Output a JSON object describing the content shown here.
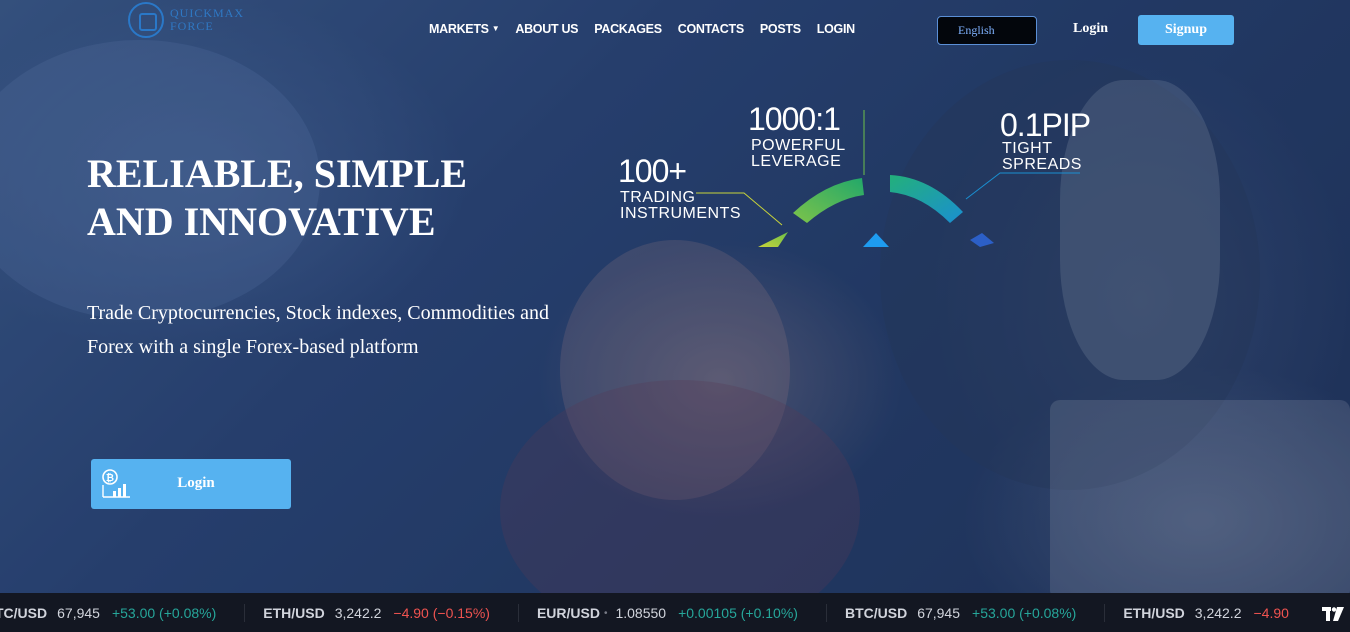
{
  "brand": {
    "logo_text_line1": "QUICKMAX",
    "logo_text_line2": "FORCE"
  },
  "nav": {
    "items": [
      {
        "label": "MARKETS",
        "has_dropdown": true
      },
      {
        "label": "ABOUT US"
      },
      {
        "label": "PACKAGES"
      },
      {
        "label": "CONTACTS"
      },
      {
        "label": "POSTS"
      },
      {
        "label": "LOGIN"
      }
    ],
    "language": "English",
    "login_label": "Login",
    "signup_label": "Signup"
  },
  "hero": {
    "headline_line1": "RELIABLE, SIMPLE",
    "headline_line2": "AND INNOVATIVE",
    "subtext": "Trade Cryptocurrencies, Stock indexes, Commodities and Forex with a single Forex-based platform",
    "cta_label": "Login"
  },
  "stats": {
    "instruments": {
      "value": "100+",
      "line1": "TRADING",
      "line2": "INSTRUMENTS"
    },
    "leverage": {
      "value": "1000:1",
      "line1": "POWERFUL",
      "line2": "LEVERAGE"
    },
    "spreads": {
      "value": "0.1PIP",
      "line1": "TIGHT",
      "line2": "SPREADS"
    }
  },
  "ticker": [
    {
      "symbol": "TC/USD",
      "price": "67,945",
      "change": "+53.00 (+0.08%)",
      "direction": "up"
    },
    {
      "symbol": "ETH/USD",
      "price": "3,242.2",
      "change": "−4.90 (−0.15%)",
      "direction": "down"
    },
    {
      "symbol": "EUR/USD",
      "price": "1.08550",
      "change": "+0.00105 (+0.10%)",
      "direction": "up"
    },
    {
      "symbol": "BTC/USD",
      "price": "67,945",
      "change": "+53.00 (+0.08%)",
      "direction": "up"
    },
    {
      "symbol": "ETH/USD",
      "price": "3,242.2",
      "change": "−4.90",
      "direction": "down"
    }
  ],
  "colors": {
    "accent": "#56b2f0",
    "up": "#26a69a",
    "down": "#ef5350",
    "ticker_bg": "#131722"
  }
}
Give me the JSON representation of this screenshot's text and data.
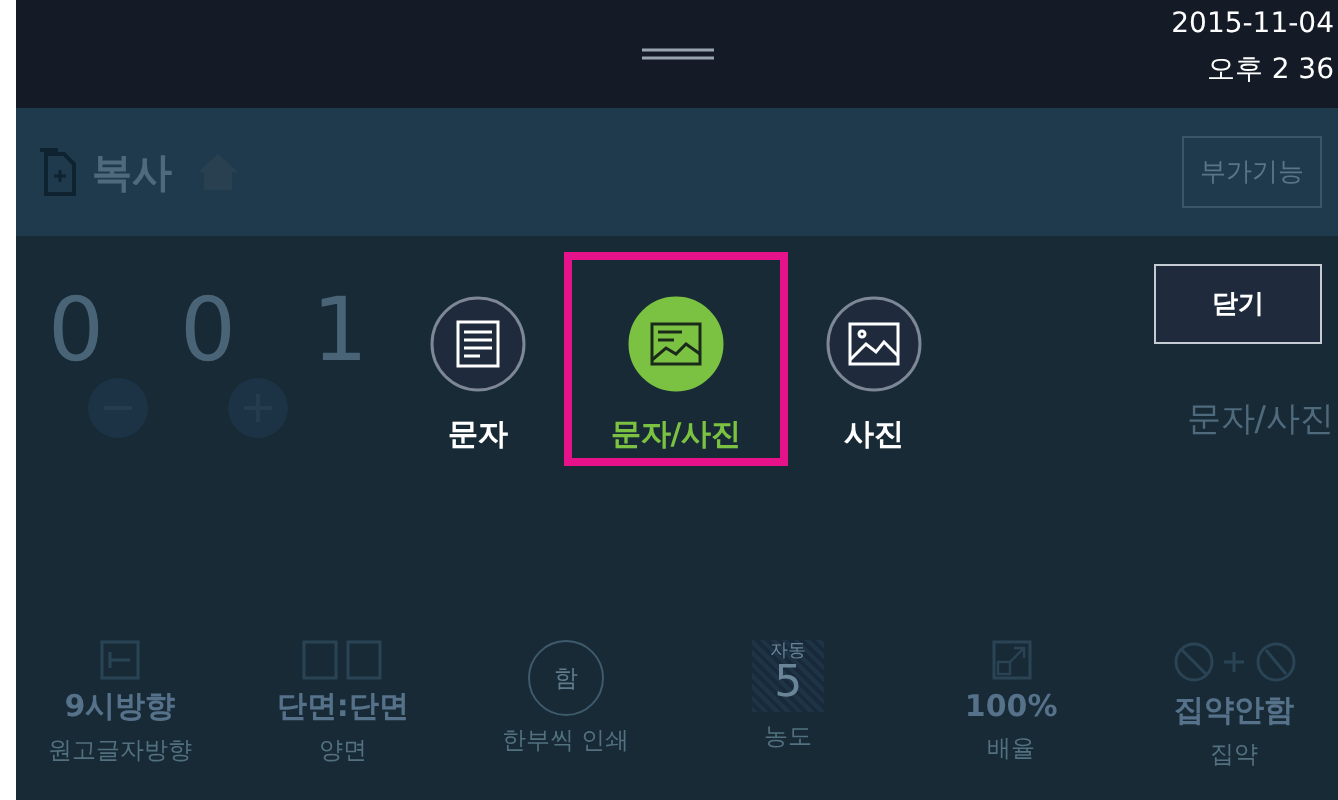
{
  "status_bar": {
    "date": "2015-11-04",
    "time": "오후 2 36"
  },
  "header": {
    "title": "복사",
    "extra_button": "부가기능"
  },
  "counter": {
    "digits": [
      "0",
      "0",
      "1"
    ]
  },
  "background_setting": "문자/사진",
  "popup": {
    "close_button": "닫기",
    "options": [
      {
        "label": "문자",
        "kind": "text",
        "selected": false
      },
      {
        "label": "문자/사진",
        "kind": "mixed",
        "selected": true
      },
      {
        "label": "사진",
        "kind": "photo",
        "selected": false
      }
    ]
  },
  "bottom_settings": [
    {
      "kind": "orientation",
      "value": "9시방향",
      "label": "원고글자방향"
    },
    {
      "kind": "duplex",
      "value": "단면:단면",
      "label": "양면"
    },
    {
      "kind": "collate",
      "badge": "함",
      "label": "한부씩 인쇄"
    },
    {
      "kind": "density",
      "badge": "자동",
      "value": "5",
      "label": "농도"
    },
    {
      "kind": "zoom",
      "value": "100%",
      "label": "배율"
    },
    {
      "kind": "nup",
      "value": "집약안함",
      "label": "집약"
    }
  ]
}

----

Retype the whole listing exactly and leave the pictures out.

▸ **OUTPUT FOR THIS EXERCISE**:
Output a JSON object describing the content shown here.
{
  "brand": {
    "logo_text_line1": "QUICKMAX",
    "logo_text_line2": "FORCE"
  },
  "nav": {
    "items": [
      {
        "label": "MARKETS",
        "has_dropdown": true
      },
      {
        "label": "ABOUT US"
      },
      {
        "label": "PACKAGES"
      },
      {
        "label": "CONTACTS"
      },
      {
        "label": "POSTS"
      },
      {
        "label": "LOGIN"
      }
    ],
    "language": "English",
    "login_label": "Login",
    "signup_label": "Signup"
  },
  "hero": {
    "headline_line1": "RELIABLE, SIMPLE",
    "headline_line2": "AND INNOVATIVE",
    "subtext": "Trade Cryptocurrencies, Stock indexes, Commodities and Forex with a single Forex-based platform",
    "cta_label": "Login"
  },
  "stats": {
    "instruments": {
      "value": "100+",
      "line1": "TRADING",
      "line2": "INSTRUMENTS"
    },
    "leverage": {
      "value": "1000:1",
      "line1": "POWERFUL",
      "line2": "LEVERAGE"
    },
    "spreads": {
      "value": "0.1PIP",
      "line1": "TIGHT",
      "line2": "SPREADS"
    }
  },
  "ticker": [
    {
      "symbol": "TC/USD",
      "price": "67,945",
      "change": "+53.00 (+0.08%)",
      "direction": "up"
    },
    {
      "symbol": "ETH/USD",
      "price": "3,242.2",
      "change": "−4.90 (−0.15%)",
      "direction": "down"
    },
    {
      "symbol": "EUR/USD",
      "price": "1.08550",
      "change": "+0.00105 (+0.10%)",
      "direction": "up"
    },
    {
      "symbol": "BTC/USD",
      "price": "67,945",
      "change": "+53.00 (+0.08%)",
      "direction": "up"
    },
    {
      "symbol": "ETH/USD",
      "price": "3,242.2",
      "change": "−4.90",
      "direction": "down"
    }
  ],
  "colors": {
    "accent": "#56b2f0",
    "up": "#26a69a",
    "down": "#ef5350",
    "ticker_bg": "#131722"
  }
}
Give me the JSON representation of this screenshot's text and data.
{
  "status_bar": {
    "date": "2015-11-04",
    "time": "오후 2 36"
  },
  "header": {
    "title": "복사",
    "extra_button": "부가기능"
  },
  "counter": {
    "digits": [
      "0",
      "0",
      "1"
    ]
  },
  "background_setting": "문자/사진",
  "popup": {
    "close_button": "닫기",
    "options": [
      {
        "label": "문자",
        "kind": "text",
        "selected": false
      },
      {
        "label": "문자/사진",
        "kind": "mixed",
        "selected": true
      },
      {
        "label": "사진",
        "kind": "photo",
        "selected": false
      }
    ]
  },
  "bottom_settings": [
    {
      "kind": "orientation",
      "value": "9시방향",
      "label": "원고글자방향"
    },
    {
      "kind": "duplex",
      "value": "단면:단면",
      "label": "양면"
    },
    {
      "kind": "collate",
      "badge": "함",
      "label": "한부씩 인쇄"
    },
    {
      "kind": "density",
      "badge": "자동",
      "value": "5",
      "label": "농도"
    },
    {
      "kind": "zoom",
      "value": "100%",
      "label": "배율"
    },
    {
      "kind": "nup",
      "value": "집약안함",
      "label": "집약"
    }
  ]
}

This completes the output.